GIVEN TASK - Give the number of lines in the data that hold the string "time". Nothing else is needed.

Figure content listings
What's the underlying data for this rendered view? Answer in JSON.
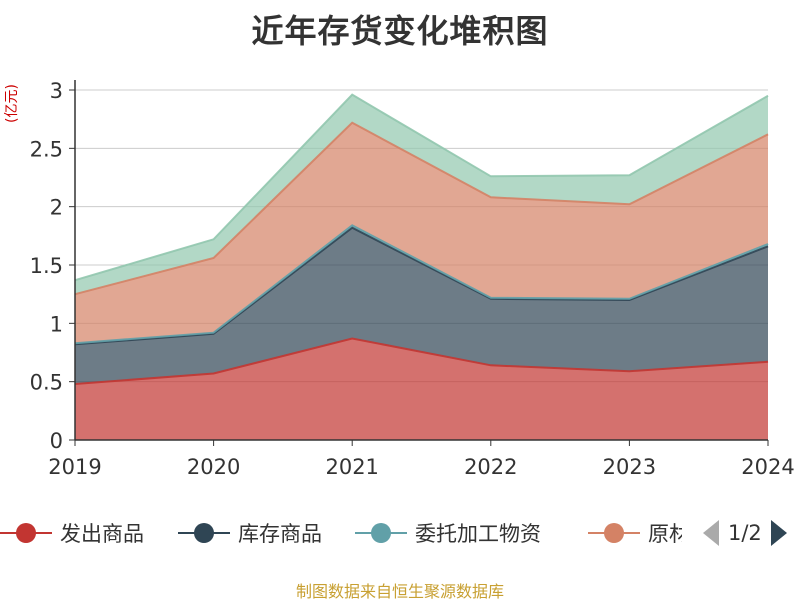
{
  "title": "近年存货变化堆积图",
  "unit_label": "(亿元)",
  "source": "制图数据来自恒生聚源数据库",
  "legend": {
    "page_indicator": "1/2"
  },
  "chart_data": {
    "type": "area",
    "stacked": true,
    "title": "近年存货变化堆积图",
    "ylabel": "(亿元)",
    "x": [
      "2019",
      "2020",
      "2021",
      "2022",
      "2023",
      "2024"
    ],
    "ylim": [
      0,
      3
    ],
    "yticks": [
      "0",
      "0.5",
      "1",
      "1.5",
      "2",
      "2.5",
      "3"
    ],
    "grid": true,
    "legend_position": "bottom",
    "series": [
      {
        "name": "发出商品",
        "color": "#c23531",
        "values": [
          0.48,
          0.57,
          0.87,
          0.64,
          0.59,
          0.67
        ]
      },
      {
        "name": "库存商品",
        "color": "#2f4554",
        "values": [
          0.34,
          0.34,
          0.95,
          0.57,
          0.61,
          0.99
        ]
      },
      {
        "name": "委托加工物资",
        "color": "#61a0a8",
        "values": [
          0.01,
          0.01,
          0.02,
          0.01,
          0.01,
          0.02
        ]
      },
      {
        "name": "原材料",
        "color": "#d48265",
        "values": [
          0.42,
          0.64,
          0.88,
          0.86,
          0.81,
          0.94
        ]
      },
      {
        "color": "#91c7ae",
        "values": [
          0.12,
          0.16,
          0.24,
          0.18,
          0.25,
          0.33
        ]
      }
    ]
  }
}
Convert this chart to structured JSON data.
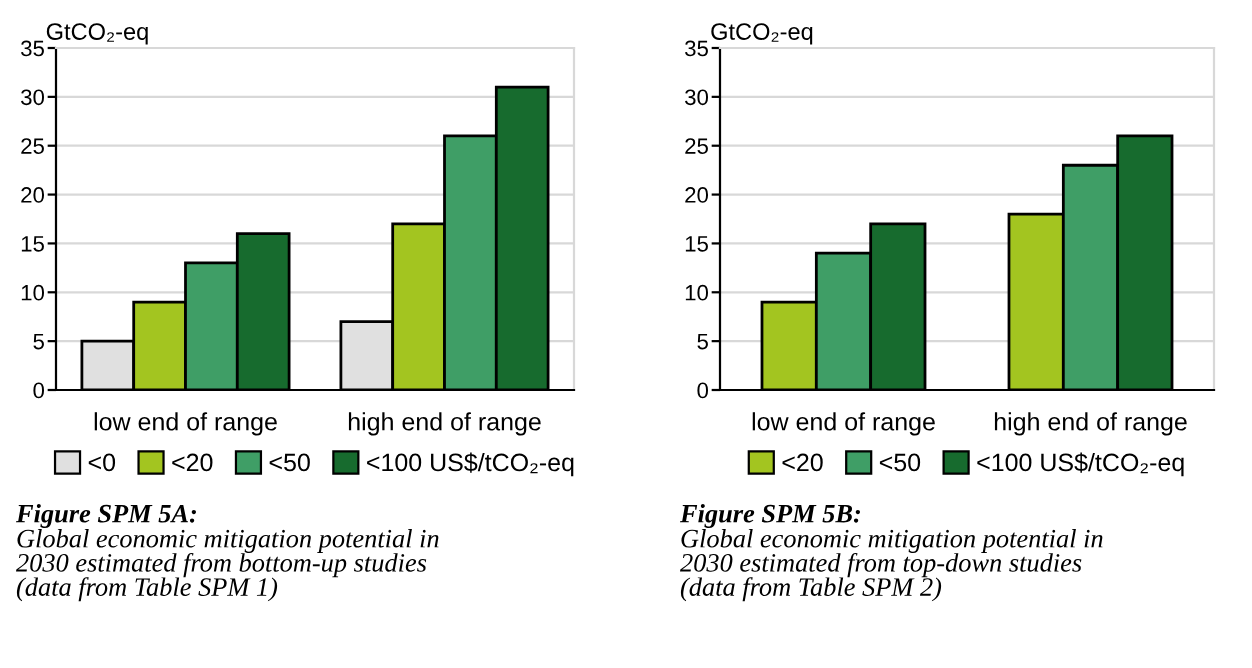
{
  "chart_data": [
    {
      "type": "bar",
      "ylabel": "GtCO₂-eq",
      "categories": [
        "low end of range",
        "high end of range"
      ],
      "ylim": [
        0,
        35
      ],
      "yticks": [
        0,
        5,
        10,
        15,
        20,
        25,
        30,
        35
      ],
      "grid": "y",
      "legend": "bottom",
      "series": [
        {
          "name": "<0",
          "color": "#e0e0e0",
          "values": [
            5,
            7
          ]
        },
        {
          "name": "<20",
          "color": "#a3c520",
          "values": [
            9,
            17
          ]
        },
        {
          "name": "<50",
          "color": "#3f9e66",
          "values": [
            13,
            26
          ]
        },
        {
          "name": "<100 US$/tCO₂-eq",
          "color": "#176b2e",
          "values": [
            16,
            31
          ]
        }
      ],
      "annotations": [
        "Figure SPM 5A:",
        "Global economic mitigation potential in\n2030 estimated from bottom-up studies\n(data from Table SPM 1)"
      ]
    },
    {
      "type": "bar",
      "ylabel": "GtCO₂-eq",
      "categories": [
        "low end of range",
        "high end of range"
      ],
      "ylim": [
        0,
        35
      ],
      "yticks": [
        0,
        5,
        10,
        15,
        20,
        25,
        30,
        35
      ],
      "grid": "y",
      "legend": "bottom",
      "series": [
        {
          "name": "<20",
          "color": "#a3c520",
          "values": [
            9,
            18
          ]
        },
        {
          "name": "<50",
          "color": "#3f9e66",
          "values": [
            14,
            23
          ]
        },
        {
          "name": "<100 US$/tCO₂-eq",
          "color": "#176b2e",
          "values": [
            17,
            26
          ]
        }
      ],
      "annotations": [
        "Figure SPM 5B:",
        "Global economic mitigation potential in\n2030 estimated from top-down studies\n(data from Table SPM 2)"
      ]
    }
  ]
}
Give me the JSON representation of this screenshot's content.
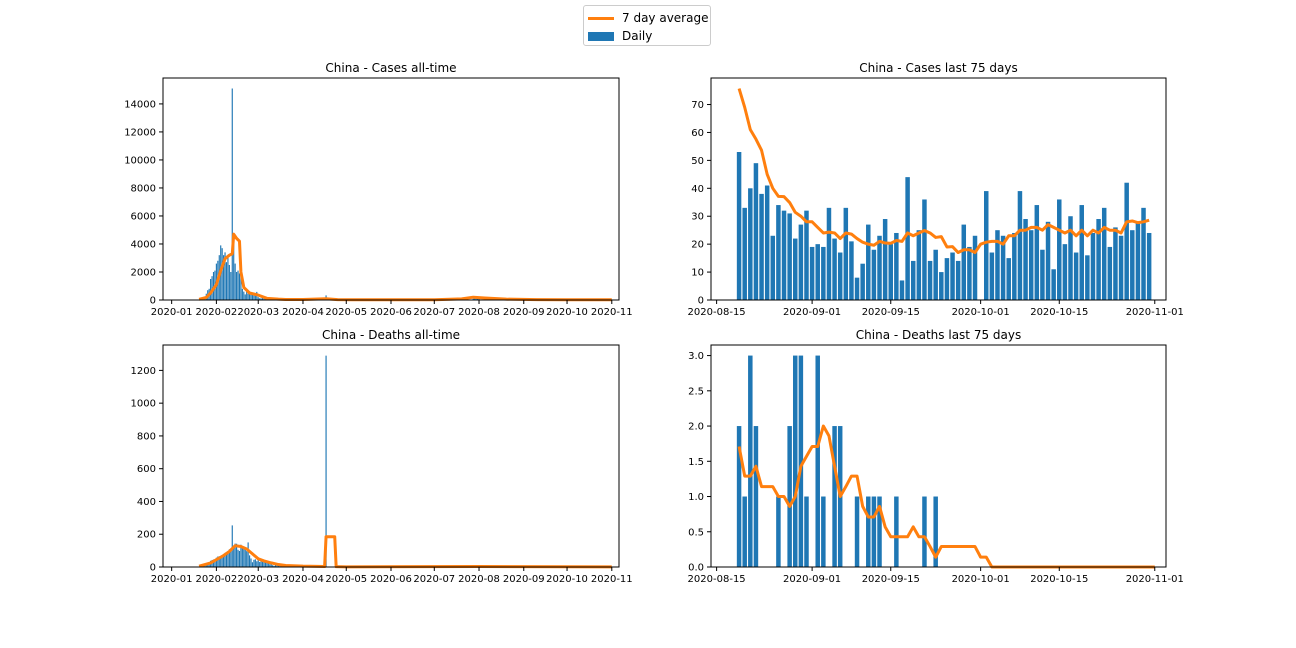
{
  "legend": {
    "avg_label": "7 day average",
    "daily_label": "Daily"
  },
  "colors": {
    "bar": "#1f77b4",
    "line": "#ff7f0e"
  },
  "chart_data": [
    {
      "type": "bar",
      "title": "China - Cases all-time",
      "xlabel": "",
      "ylabel": "",
      "xlim": [
        "2019-12-26",
        "2020-11-06"
      ],
      "ylim": [
        0,
        15850
      ],
      "xticks": [
        "2020-01-01",
        "2020-02-01",
        "2020-03-01",
        "2020-04-01",
        "2020-05-01",
        "2020-06-01",
        "2020-07-01",
        "2020-08-01",
        "2020-09-01",
        "2020-10-01",
        "2020-11-01"
      ],
      "xtick_labels": [
        "2020-01",
        "2020-02",
        "2020-03",
        "2020-04",
        "2020-05",
        "2020-06",
        "2020-07",
        "2020-08",
        "2020-09",
        "2020-10",
        "2020-11"
      ],
      "yticks": [
        0,
        2000,
        4000,
        6000,
        8000,
        10000,
        12000,
        14000
      ],
      "daily": {
        "x": [
          "2020-01-22",
          "2020-01-23",
          "2020-01-24",
          "2020-01-25",
          "2020-01-26",
          "2020-01-27",
          "2020-01-28",
          "2020-01-29",
          "2020-01-30",
          "2020-01-31",
          "2020-02-01",
          "2020-02-02",
          "2020-02-03",
          "2020-02-04",
          "2020-02-05",
          "2020-02-06",
          "2020-02-07",
          "2020-02-08",
          "2020-02-09",
          "2020-02-10",
          "2020-02-11",
          "2020-02-12",
          "2020-02-13",
          "2020-02-14",
          "2020-02-15",
          "2020-02-16",
          "2020-02-17",
          "2020-02-18",
          "2020-02-19",
          "2020-02-20",
          "2020-02-21",
          "2020-02-22",
          "2020-02-23",
          "2020-02-24",
          "2020-02-25",
          "2020-02-26",
          "2020-02-27",
          "2020-02-28",
          "2020-02-29",
          "2020-03-01",
          "2020-03-02",
          "2020-03-03",
          "2020-03-04",
          "2020-03-05",
          "2020-03-06",
          "2020-03-07",
          "2020-03-08",
          "2020-03-09",
          "2020-03-10",
          "2020-03-11",
          "2020-03-12",
          "2020-03-13",
          "2020-03-14",
          "2020-03-15",
          "2020-03-16",
          "2020-03-17",
          "2020-03-18",
          "2020-03-19",
          "2020-03-20",
          "2020-03-21",
          "2020-03-22",
          "2020-03-23",
          "2020-03-24",
          "2020-03-25",
          "2020-03-26",
          "2020-03-27",
          "2020-03-28",
          "2020-03-29",
          "2020-03-30",
          "2020-03-31",
          "2020-04-17",
          "2020-07-28",
          "2020-07-29",
          "2020-07-30",
          "2020-07-31",
          "2020-08-01"
        ],
        "values": [
          100,
          150,
          250,
          450,
          700,
          800,
          1500,
          1700,
          2000,
          2100,
          2600,
          2800,
          3200,
          3900,
          3700,
          3200,
          3400,
          2700,
          3100,
          2500,
          2000,
          15100,
          4100,
          2600,
          2000,
          2100,
          1900,
          1700,
          800,
          600,
          400,
          650,
          450,
          550,
          450,
          400,
          330,
          430,
          580,
          200,
          125,
          120,
          140,
          140,
          100,
          80,
          40,
          20,
          25,
          25,
          25,
          25,
          25,
          25,
          25,
          25,
          25,
          25,
          25,
          25,
          25,
          25,
          25,
          25,
          25,
          25,
          25,
          25,
          25,
          25,
          330,
          100,
          120,
          140,
          120,
          110
        ]
      },
      "average": {
        "x": [
          "2020-01-20",
          "2020-01-25",
          "2020-01-28",
          "2020-02-01",
          "2020-02-04",
          "2020-02-07",
          "2020-02-10",
          "2020-02-12",
          "2020-02-13",
          "2020-02-15",
          "2020-02-17",
          "2020-02-18",
          "2020-02-20",
          "2020-02-24",
          "2020-03-01",
          "2020-03-07",
          "2020-03-15",
          "2020-03-20",
          "2020-04-01",
          "2020-04-17",
          "2020-04-25",
          "2020-05-05",
          "2020-06-01",
          "2020-07-01",
          "2020-07-20",
          "2020-07-28",
          "2020-08-05",
          "2020-08-20",
          "2020-09-10",
          "2020-10-01",
          "2020-11-01"
        ],
        "values": [
          50,
          180,
          500,
          1100,
          2100,
          2950,
          3200,
          3300,
          4700,
          4400,
          4200,
          2000,
          900,
          500,
          350,
          120,
          60,
          40,
          40,
          90,
          30,
          20,
          20,
          20,
          80,
          200,
          140,
          60,
          30,
          20,
          20
        ]
      }
    },
    {
      "type": "bar",
      "title": "China - Cases last 75 days",
      "xlabel": "",
      "ylabel": "",
      "xlim": [
        "2020-08-14",
        "2020-11-03"
      ],
      "ylim": [
        0,
        79.5
      ],
      "xticks": [
        "2020-08-15",
        "2020-09-01",
        "2020-09-15",
        "2020-10-01",
        "2020-10-15",
        "2020-11-01"
      ],
      "xtick_labels": [
        "2020-08-15",
        "2020-09-01",
        "2020-09-15",
        "2020-10-01",
        "2020-10-15",
        "2020-11-01"
      ],
      "yticks": [
        0,
        10,
        20,
        30,
        40,
        50,
        60,
        70
      ],
      "start_date": "2020-08-19",
      "daily": [
        53,
        33,
        40,
        49,
        38,
        41,
        23,
        34,
        32,
        31,
        22,
        27,
        32,
        19,
        20,
        19,
        33,
        22,
        17,
        33,
        21,
        8,
        13,
        27,
        18,
        23,
        29,
        20,
        24,
        7,
        44,
        14,
        25,
        36,
        14,
        18,
        10,
        15,
        17,
        14,
        27,
        19,
        23,
        0,
        39,
        17,
        25,
        23,
        15,
        24,
        39,
        29,
        25,
        34,
        18,
        28,
        11,
        36,
        20,
        30,
        17,
        34,
        16,
        24,
        29,
        33,
        19,
        26,
        23,
        42,
        25,
        28,
        33,
        24
      ],
      "average": [
        75.7,
        69,
        61,
        57.6,
        53.6,
        45,
        40,
        37.1,
        37,
        34.9,
        31.4,
        30,
        28,
        28,
        26,
        24,
        24.3,
        24,
        22,
        24,
        23.6,
        22,
        20.7,
        20,
        19.6,
        21,
        20.4,
        20.3,
        21.3,
        21,
        24,
        23,
        24,
        24.9,
        24,
        22.4,
        22.7,
        19,
        19.1,
        17,
        18,
        18,
        17,
        20,
        20.7,
        21,
        21,
        20,
        23,
        23,
        25,
        25,
        26,
        26,
        25,
        27,
        26,
        25,
        24,
        25,
        23,
        25,
        23,
        25,
        24,
        26,
        25,
        25,
        24,
        28,
        28.3,
        27.7,
        28,
        28.6
      ]
    },
    {
      "type": "bar",
      "title": "China - Deaths all-time",
      "xlabel": "",
      "ylabel": "",
      "xlim": [
        "2019-12-26",
        "2020-11-06"
      ],
      "ylim": [
        0,
        1355
      ],
      "xticks": [
        "2020-01-01",
        "2020-02-01",
        "2020-03-01",
        "2020-04-01",
        "2020-05-01",
        "2020-06-01",
        "2020-07-01",
        "2020-08-01",
        "2020-09-01",
        "2020-10-01",
        "2020-11-01"
      ],
      "xtick_labels": [
        "2020-01",
        "2020-02",
        "2020-03",
        "2020-04",
        "2020-05",
        "2020-06",
        "2020-07",
        "2020-08",
        "2020-09",
        "2020-10",
        "2020-11"
      ],
      "yticks": [
        0,
        200,
        400,
        600,
        800,
        1000,
        1200
      ],
      "daily": {
        "x": [
          "2020-01-22",
          "2020-01-23",
          "2020-01-24",
          "2020-01-25",
          "2020-01-26",
          "2020-01-27",
          "2020-01-28",
          "2020-01-29",
          "2020-01-30",
          "2020-01-31",
          "2020-02-01",
          "2020-02-02",
          "2020-02-03",
          "2020-02-04",
          "2020-02-05",
          "2020-02-06",
          "2020-02-07",
          "2020-02-08",
          "2020-02-09",
          "2020-02-10",
          "2020-02-11",
          "2020-02-12",
          "2020-02-13",
          "2020-02-14",
          "2020-02-15",
          "2020-02-16",
          "2020-02-17",
          "2020-02-18",
          "2020-02-19",
          "2020-02-20",
          "2020-02-21",
          "2020-02-22",
          "2020-02-23",
          "2020-02-24",
          "2020-02-25",
          "2020-02-26",
          "2020-02-27",
          "2020-02-28",
          "2020-02-29",
          "2020-03-01",
          "2020-03-02",
          "2020-03-03",
          "2020-03-04",
          "2020-03-05",
          "2020-03-06",
          "2020-03-07",
          "2020-03-08",
          "2020-03-09",
          "2020-03-10",
          "2020-03-11",
          "2020-03-12",
          "2020-03-13",
          "2020-03-14",
          "2020-03-15",
          "2020-03-16",
          "2020-03-17",
          "2020-03-18",
          "2020-03-19",
          "2020-03-20",
          "2020-03-21",
          "2020-04-17"
        ],
        "values": [
          8,
          16,
          15,
          24,
          26,
          26,
          38,
          43,
          46,
          45,
          57,
          64,
          65,
          66,
          73,
          73,
          86,
          89,
          97,
          108,
          97,
          254,
          121,
          143,
          142,
          105,
          98,
          136,
          114,
          118,
          109,
          97,
          150,
          71,
          52,
          29,
          44,
          47,
          35,
          42,
          31,
          38,
          31,
          30,
          28,
          27,
          22,
          17,
          22,
          11,
          7,
          13,
          10,
          14,
          13,
          11,
          8,
          3,
          7,
          6,
          1290
        ]
      },
      "average": {
        "x": [
          "2020-01-20",
          "2020-01-28",
          "2020-02-01",
          "2020-02-06",
          "2020-02-10",
          "2020-02-14",
          "2020-02-18",
          "2020-02-22",
          "2020-02-26",
          "2020-03-01",
          "2020-03-05",
          "2020-03-10",
          "2020-03-15",
          "2020-03-20",
          "2020-04-01",
          "2020-04-16",
          "2020-04-17",
          "2020-04-23",
          "2020-04-24",
          "2020-05-01",
          "2020-08-01",
          "2020-11-01"
        ],
        "values": [
          5,
          25,
          45,
          70,
          95,
          130,
          125,
          110,
          80,
          50,
          37,
          25,
          15,
          9,
          5,
          3,
          185,
          185,
          2,
          1,
          3,
          1
        ]
      }
    },
    {
      "type": "bar",
      "title": "China - Deaths last 75 days",
      "xlabel": "",
      "ylabel": "",
      "xlim": [
        "2020-08-14",
        "2020-11-03"
      ],
      "ylim": [
        0,
        3.15
      ],
      "xticks": [
        "2020-08-15",
        "2020-09-01",
        "2020-09-15",
        "2020-10-01",
        "2020-10-15",
        "2020-11-01"
      ],
      "xtick_labels": [
        "2020-08-15",
        "2020-09-01",
        "2020-09-15",
        "2020-10-01",
        "2020-10-15",
        "2020-11-01"
      ],
      "yticks": [
        0.0,
        0.5,
        1.0,
        1.5,
        2.0,
        2.5,
        3.0
      ],
      "start_date": "2020-08-19",
      "daily": [
        2,
        1,
        3,
        2,
        0,
        0,
        0,
        1,
        0,
        2,
        3,
        3,
        1,
        0,
        3,
        1,
        0,
        2,
        2,
        0,
        0,
        1,
        0,
        1,
        1,
        1,
        0,
        0,
        1,
        0,
        0,
        0,
        0,
        1,
        0,
        1,
        0,
        0,
        0,
        0,
        0,
        0,
        0,
        0,
        0,
        0,
        0,
        0,
        0,
        0,
        0,
        0,
        0,
        0,
        0,
        0,
        0,
        0,
        0,
        0,
        0,
        0,
        0,
        0,
        0,
        0,
        0,
        0,
        0,
        0,
        0,
        0,
        0,
        0
      ],
      "average": [
        1.71,
        1.29,
        1.29,
        1.43,
        1.14,
        1.14,
        1.14,
        1.0,
        1.0,
        0.86,
        1.0,
        1.43,
        1.57,
        1.71,
        1.71,
        2.0,
        1.86,
        1.43,
        1.0,
        1.14,
        1.29,
        1.29,
        0.86,
        0.71,
        0.71,
        0.86,
        0.57,
        0.43,
        0.43,
        0.43,
        0.43,
        0.57,
        0.43,
        0.43,
        0.29,
        0.14,
        0.29,
        0.29,
        0.29,
        0.29,
        0.29,
        0.29,
        0.29,
        0.14,
        0.14,
        0,
        0,
        0,
        0,
        0,
        0,
        0,
        0,
        0,
        0,
        0,
        0,
        0,
        0,
        0,
        0,
        0,
        0,
        0,
        0,
        0,
        0,
        0,
        0,
        0,
        0,
        0,
        0,
        0,
        0
      ]
    }
  ]
}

RESPONSE - 2